Short exercise: Locate every line in the material below that has the word "Grande". Copy each of those lines.
═══ Source records ═══
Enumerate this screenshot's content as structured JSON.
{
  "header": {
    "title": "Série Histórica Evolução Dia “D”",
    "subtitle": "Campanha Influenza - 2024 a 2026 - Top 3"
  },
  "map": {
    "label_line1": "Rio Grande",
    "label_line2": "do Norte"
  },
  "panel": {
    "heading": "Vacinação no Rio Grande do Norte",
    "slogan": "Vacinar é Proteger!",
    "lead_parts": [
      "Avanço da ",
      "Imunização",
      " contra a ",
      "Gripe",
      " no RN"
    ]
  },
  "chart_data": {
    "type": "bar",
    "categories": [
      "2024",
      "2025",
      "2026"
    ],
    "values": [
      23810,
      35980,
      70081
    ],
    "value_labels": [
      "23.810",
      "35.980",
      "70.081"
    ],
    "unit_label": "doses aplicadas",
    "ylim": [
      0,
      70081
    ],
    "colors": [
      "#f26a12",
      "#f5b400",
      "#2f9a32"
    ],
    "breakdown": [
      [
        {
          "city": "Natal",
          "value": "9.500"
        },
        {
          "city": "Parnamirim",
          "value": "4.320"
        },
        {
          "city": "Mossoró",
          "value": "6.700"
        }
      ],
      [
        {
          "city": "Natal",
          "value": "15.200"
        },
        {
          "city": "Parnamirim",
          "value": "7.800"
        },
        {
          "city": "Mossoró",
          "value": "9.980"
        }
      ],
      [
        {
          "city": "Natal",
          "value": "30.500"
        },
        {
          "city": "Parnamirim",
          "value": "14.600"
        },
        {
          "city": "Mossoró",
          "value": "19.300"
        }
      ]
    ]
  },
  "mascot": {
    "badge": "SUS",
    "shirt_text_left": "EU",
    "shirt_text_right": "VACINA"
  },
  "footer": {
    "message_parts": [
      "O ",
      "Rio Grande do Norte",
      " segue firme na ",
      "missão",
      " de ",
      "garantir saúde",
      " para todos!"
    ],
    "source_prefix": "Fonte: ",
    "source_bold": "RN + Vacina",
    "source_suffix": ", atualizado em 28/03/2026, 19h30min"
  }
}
═══
Complete response:
    "label_line1": "Rio Grande",
    "heading": "Vacinação no Rio Grande do Norte",
      "Rio Grande do Norte",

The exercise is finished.